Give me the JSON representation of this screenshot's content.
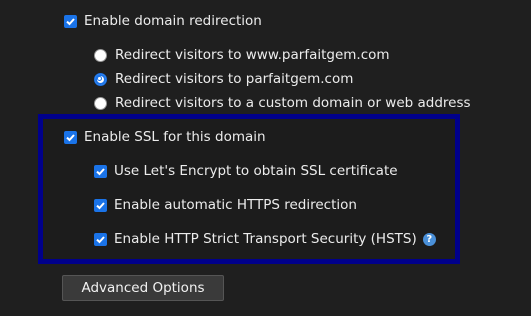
{
  "domain_redirection": {
    "label": "Enable domain redirection",
    "checked": true,
    "options": [
      {
        "label": "Redirect visitors to www.parfaitgem.com",
        "selected": false
      },
      {
        "label": "Redirect visitors to parfaitgem.com",
        "selected": true
      },
      {
        "label": "Redirect visitors to a custom domain or web address",
        "selected": false
      }
    ]
  },
  "ssl": {
    "label": "Enable SSL for this domain",
    "checked": true,
    "options": [
      {
        "label": "Use Let's Encrypt to obtain SSL certificate",
        "checked": true
      },
      {
        "label": "Enable automatic HTTPS redirection",
        "checked": true
      },
      {
        "label": "Enable HTTP Strict Transport Security (HSTS)",
        "checked": true,
        "help_icon": "help-icon",
        "help_glyph": "?"
      }
    ]
  },
  "advanced_button": {
    "label": "Advanced Options"
  },
  "colors": {
    "accent": "#1a73e8",
    "highlight_border": "#00008b",
    "background": "#1f1f1f"
  }
}
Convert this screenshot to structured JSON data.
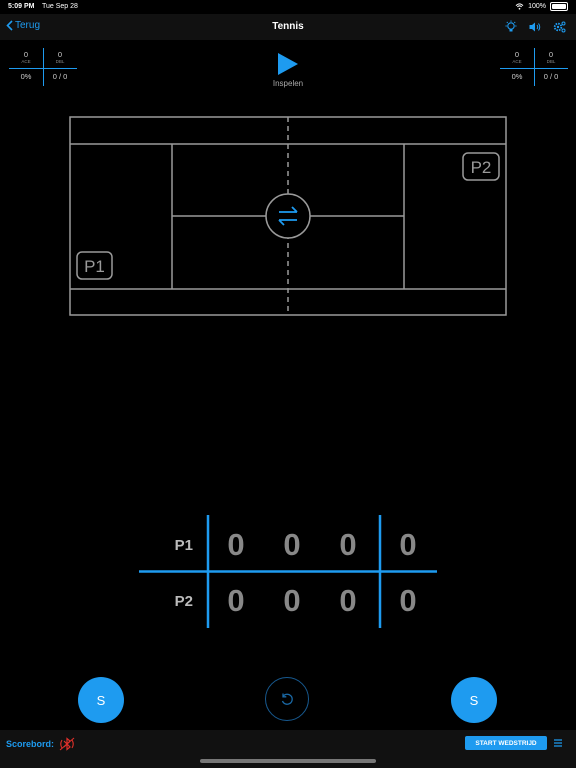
{
  "status_bar": {
    "time": "5:09 PM",
    "date": "Tue Sep 28",
    "battery": "100%"
  },
  "nav": {
    "back_label": "Terug",
    "title": "Tennis"
  },
  "stats_left": {
    "ace": "0",
    "ace_label": "ACE",
    "dbl": "0",
    "dbl_label": "DBL",
    "pct": "0%",
    "ratio": "0 / 0"
  },
  "stats_right": {
    "ace": "0",
    "ace_label": "ACE",
    "dbl": "0",
    "dbl_label": "DBL",
    "pct": "0%",
    "ratio": "0 / 0"
  },
  "warmup": {
    "label": "Inspelen"
  },
  "court": {
    "p1": "P1",
    "p2": "P2"
  },
  "scoreboard": {
    "rows": [
      {
        "player": "P1",
        "cells": [
          "0",
          "0",
          "0",
          "0"
        ]
      },
      {
        "player": "P2",
        "cells": [
          "0",
          "0",
          "0",
          "0"
        ]
      }
    ]
  },
  "serve": {
    "left_label": "S",
    "right_label": "S"
  },
  "bottom": {
    "scoreboard_label": "Scorebord:",
    "start_label": "START WEDSTRIJD"
  },
  "colors": {
    "accent": "#1e9bf0",
    "disconnected": "#e0302a",
    "court_line": "#9a9a9a"
  }
}
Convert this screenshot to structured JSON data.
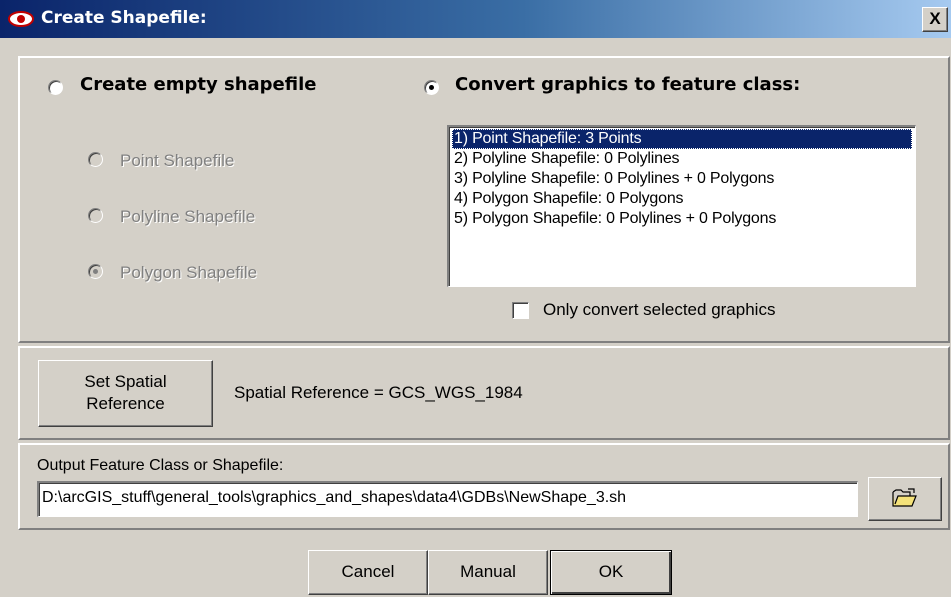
{
  "window": {
    "title": "Create Shapefile:",
    "close_glyph": "X",
    "icon": "eye-icon"
  },
  "mode": {
    "empty_label": "Create empty shapefile",
    "convert_label": "Convert graphics to feature class:",
    "selected": "convert"
  },
  "shape_types": {
    "items": [
      {
        "label": "Point Shapefile",
        "checked": false
      },
      {
        "label": "Polyline Shapefile",
        "checked": false
      },
      {
        "label": "Polygon Shapefile",
        "checked": true
      }
    ],
    "enabled": false
  },
  "graphics_list": {
    "items": [
      "1) Point Shapefile: 3 Points",
      "2) Polyline Shapefile: 0 Polylines",
      "3) Polyline Shapefile: 0 Polylines + 0 Polygons",
      "4) Polygon Shapefile: 0 Polygons",
      "5) Polygon Shapefile: 0 Polylines + 0 Polygons"
    ],
    "selected_index": 0
  },
  "only_selected": {
    "label": "Only convert selected graphics",
    "checked": false
  },
  "spatial": {
    "button_label_line1": "Set Spatial",
    "button_label_line2": "Reference",
    "reference_text": "Spatial Reference = GCS_WGS_1984"
  },
  "output": {
    "label": "Output Feature Class or Shapefile:",
    "path": "D:\\arcGIS_stuff\\general_tools\\graphics_and_shapes\\data4\\GDBs\\NewShape_3.sh",
    "browse_icon": "open-folder-icon"
  },
  "buttons": {
    "cancel": "Cancel",
    "manual": "Manual",
    "ok": "OK"
  },
  "colors": {
    "title_start": "#0a246a",
    "title_end": "#a6caf0",
    "face": "#d4d0c8",
    "selection": "#0a246a"
  }
}
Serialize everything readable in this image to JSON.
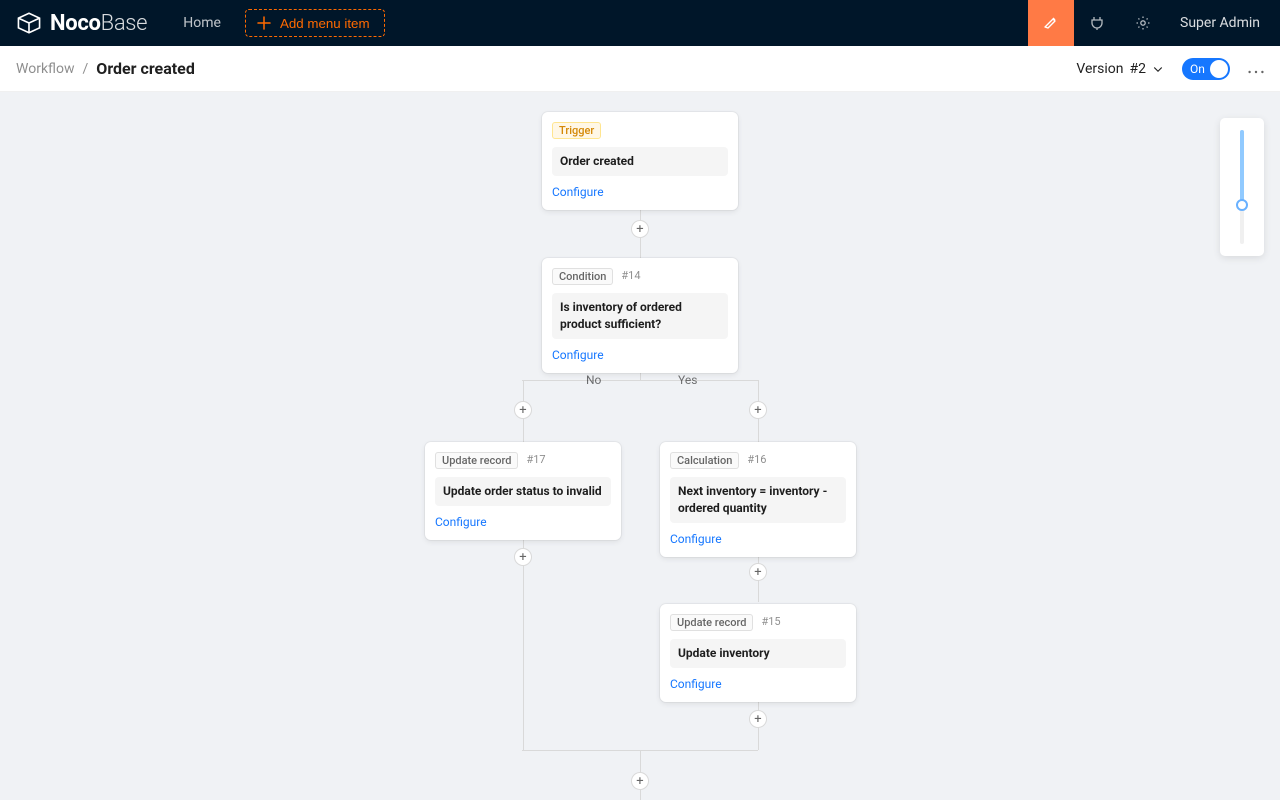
* * * *
**Exercise directions**
Print each entry shown above with exact wording and no pictures.

**Expected answer**
Give me the JSON representation of this screenshot's content.
{
  "domain_redirection": {
    "label": "Enable domain redirection",
    "checked": true,
    "options": [
      {
        "label": "Redirect visitors to www.parfaitgem.com",
        "selected": false
      },
      {
        "label": "Redirect visitors to parfaitgem.com",
        "selected": true
      },
      {
        "label": "Redirect visitors to a custom domain or web address",
        "selected": false
      }
    ]
  },
  "ssl": {
    "label": "Enable SSL for this domain",
    "checked": true,
    "options": [
      {
        "label": "Use Let's Encrypt to obtain SSL certificate",
        "checked": true
      },
      {
        "label": "Enable automatic HTTPS redirection",
        "checked": true
      },
      {
        "label": "Enable HTTP Strict Transport Security (HSTS)",
        "checked": true,
        "help_icon": "help-icon",
        "help_glyph": "?"
      }
    ]
  },
  "advanced_button": {
    "label": "Advanced Options"
  },
  "colors": {
    "accent": "#1a73e8",
    "highlight_border": "#00008b",
    "background": "#1f1f1f"
  }
}
Convert this screenshot to structured JSON data.
{
  "status_bar": {
    "time": "5:09 PM",
    "date": "Tue Sep 28",
    "battery": "100%"
  },
  "nav": {
    "back_label": "Terug",
    "title": "Tennis"
  },
  "stats_left": {
    "ace": "0",
    "ace_label": "ACE",
    "dbl": "0",
    "dbl_label": "DBL",
    "pct": "0%",
    "ratio": "0 / 0"
  },
  "stats_right": {
    "ace": "0",
    "ace_label": "ACE",
    "dbl": "0",
    "dbl_label": "DBL",
    "pct": "0%",
    "ratio": "0 / 0"
  },
  "warmup": {
    "label": "Inspelen"
  },
  "court": {
    "p1": "P1",
    "p2": "P2"
  },
  "scoreboard": {
    "rows": [
      {
        "player": "P1",
        "cells": [
          "0",
          "0",
          "0",
          "0"
        ]
      },
      {
        "player": "P2",
        "cells": [
          "0",
          "0",
          "0",
          "0"
        ]
      }
    ]
  },
  "serve": {
    "left_label": "S",
    "right_label": "S"
  },
  "bottom": {
    "scoreboard_label": "Scorebord:",
    "start_label": "START WEDSTRIJD"
  },
  "colors": {
    "accent": "#1e9bf0",
    "disconnected": "#e0302a",
    "court_line": "#9a9a9a"
  }
}
Convert this screenshot to structured JSON data.
{
  "window": {
    "title": "Create Shapefile:",
    "close_glyph": "X",
    "icon": "eye-icon"
  },
  "mode": {
    "empty_label": "Create empty shapefile",
    "convert_label": "Convert graphics to feature class:",
    "selected": "convert"
  },
  "shape_types": {
    "items": [
      {
        "label": "Point Shapefile",
        "checked": false
      },
      {
        "label": "Polyline Shapefile",
        "checked": false
      },
      {
        "label": "Polygon Shapefile",
        "checked": true
      }
    ],
    "enabled": false
  },
  "graphics_list": {
    "items": [
      "1) Point Shapefile: 3 Points",
      "2) Polyline Shapefile: 0 Polylines",
      "3) Polyline Shapefile: 0 Polylines + 0 Polygons",
      "4) Polygon Shapefile: 0 Polygons",
      "5) Polygon Shapefile: 0 Polylines + 0 Polygons"
    ],
    "selected_index": 0
  },
  "only_selected": {
    "label": "Only convert selected graphics",
    "checked": false
  },
  "spatial": {
    "button_label_line1": "Set Spatial",
    "button_label_line2": "Reference",
    "reference_text": "Spatial Reference = GCS_WGS_1984"
  },
  "output": {
    "label": "Output Feature Class or Shapefile:",
    "path": "D:\\arcGIS_stuff\\general_tools\\graphics_and_shapes\\data4\\GDBs\\NewShape_3.sh",
    "browse_icon": "open-folder-icon"
  },
  "buttons": {
    "cancel": "Cancel",
    "manual": "Manual",
    "ok": "OK"
  },
  "colors": {
    "title_start": "#0a246a",
    "title_end": "#a6caf0",
    "face": "#d4d0c8",
    "selection": "#0a246a"
  }
}
Serialize everything readable in this image to JSON.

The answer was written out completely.